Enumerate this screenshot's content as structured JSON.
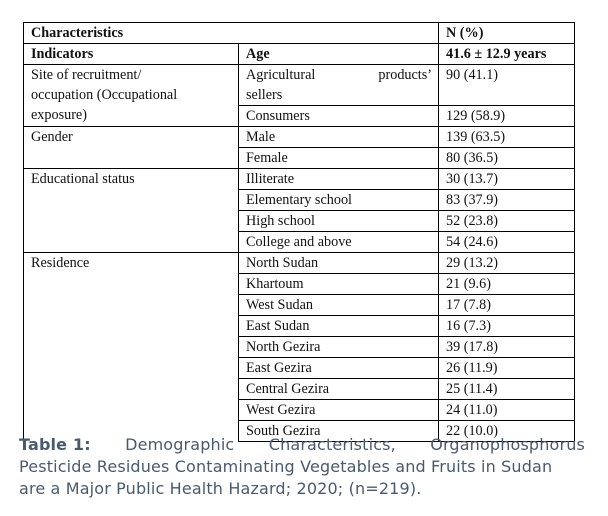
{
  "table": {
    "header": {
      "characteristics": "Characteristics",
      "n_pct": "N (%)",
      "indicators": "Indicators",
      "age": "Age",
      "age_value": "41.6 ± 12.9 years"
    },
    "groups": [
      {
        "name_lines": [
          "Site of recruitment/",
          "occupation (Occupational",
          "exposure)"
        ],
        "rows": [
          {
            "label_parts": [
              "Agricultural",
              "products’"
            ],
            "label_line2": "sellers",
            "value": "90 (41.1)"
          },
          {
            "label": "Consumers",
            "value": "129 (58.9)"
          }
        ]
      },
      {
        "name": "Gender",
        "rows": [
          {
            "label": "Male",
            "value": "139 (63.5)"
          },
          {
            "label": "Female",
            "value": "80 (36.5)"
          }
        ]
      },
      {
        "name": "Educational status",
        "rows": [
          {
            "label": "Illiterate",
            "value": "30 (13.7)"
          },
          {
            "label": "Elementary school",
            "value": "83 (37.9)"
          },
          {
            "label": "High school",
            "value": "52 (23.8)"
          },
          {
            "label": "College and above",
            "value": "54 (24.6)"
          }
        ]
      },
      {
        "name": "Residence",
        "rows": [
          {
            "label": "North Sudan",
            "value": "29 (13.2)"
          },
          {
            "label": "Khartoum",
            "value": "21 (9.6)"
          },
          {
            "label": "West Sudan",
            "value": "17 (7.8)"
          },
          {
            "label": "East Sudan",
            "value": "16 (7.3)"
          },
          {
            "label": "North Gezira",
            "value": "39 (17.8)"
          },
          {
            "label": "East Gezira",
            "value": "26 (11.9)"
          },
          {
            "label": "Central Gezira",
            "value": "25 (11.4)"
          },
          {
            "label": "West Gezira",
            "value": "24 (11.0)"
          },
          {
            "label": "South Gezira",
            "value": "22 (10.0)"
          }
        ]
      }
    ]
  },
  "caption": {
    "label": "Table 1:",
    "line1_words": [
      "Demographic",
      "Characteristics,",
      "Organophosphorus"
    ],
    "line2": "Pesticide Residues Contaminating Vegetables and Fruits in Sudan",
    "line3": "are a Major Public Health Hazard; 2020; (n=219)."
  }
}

* [Requirements]: Transcribe the full listing character for character. Pictures are excluded.

* [Task result]:
Enumerate this screenshot's content as structured JSON.
{
  "table": {
    "header": {
      "characteristics": "Characteristics",
      "n_pct": "N (%)",
      "indicators": "Indicators",
      "age": "Age",
      "age_value": "41.6 ± 12.9 years"
    },
    "groups": [
      {
        "name_lines": [
          "Site of recruitment/",
          "occupation (Occupational",
          "exposure)"
        ],
        "rows": [
          {
            "label_parts": [
              "Agricultural",
              "products’"
            ],
            "label_line2": "sellers",
            "value": "90 (41.1)"
          },
          {
            "label": "Consumers",
            "value": "129 (58.9)"
          }
        ]
      },
      {
        "name": "Gender",
        "rows": [
          {
            "label": "Male",
            "value": "139 (63.5)"
          },
          {
            "label": "Female",
            "value": "80 (36.5)"
          }
        ]
      },
      {
        "name": "Educational status",
        "rows": [
          {
            "label": "Illiterate",
            "value": "30 (13.7)"
          },
          {
            "label": "Elementary school",
            "value": "83 (37.9)"
          },
          {
            "label": "High school",
            "value": "52 (23.8)"
          },
          {
            "label": "College and above",
            "value": "54 (24.6)"
          }
        ]
      },
      {
        "name": "Residence",
        "rows": [
          {
            "label": "North Sudan",
            "value": "29 (13.2)"
          },
          {
            "label": "Khartoum",
            "value": "21 (9.6)"
          },
          {
            "label": "West Sudan",
            "value": "17 (7.8)"
          },
          {
            "label": "East Sudan",
            "value": "16 (7.3)"
          },
          {
            "label": "North Gezira",
            "value": "39 (17.8)"
          },
          {
            "label": "East Gezira",
            "value": "26 (11.9)"
          },
          {
            "label": "Central Gezira",
            "value": "25 (11.4)"
          },
          {
            "label": "West Gezira",
            "value": "24 (11.0)"
          },
          {
            "label": "South Gezira",
            "value": "22 (10.0)"
          }
        ]
      }
    ]
  },
  "caption": {
    "label": "Table 1:",
    "line1_words": [
      "Demographic",
      "Characteristics,",
      "Organophosphorus"
    ],
    "line2": "Pesticide Residues Contaminating Vegetables and Fruits in Sudan",
    "line3": "are a Major Public Health Hazard; 2020; (n=219)."
  }
}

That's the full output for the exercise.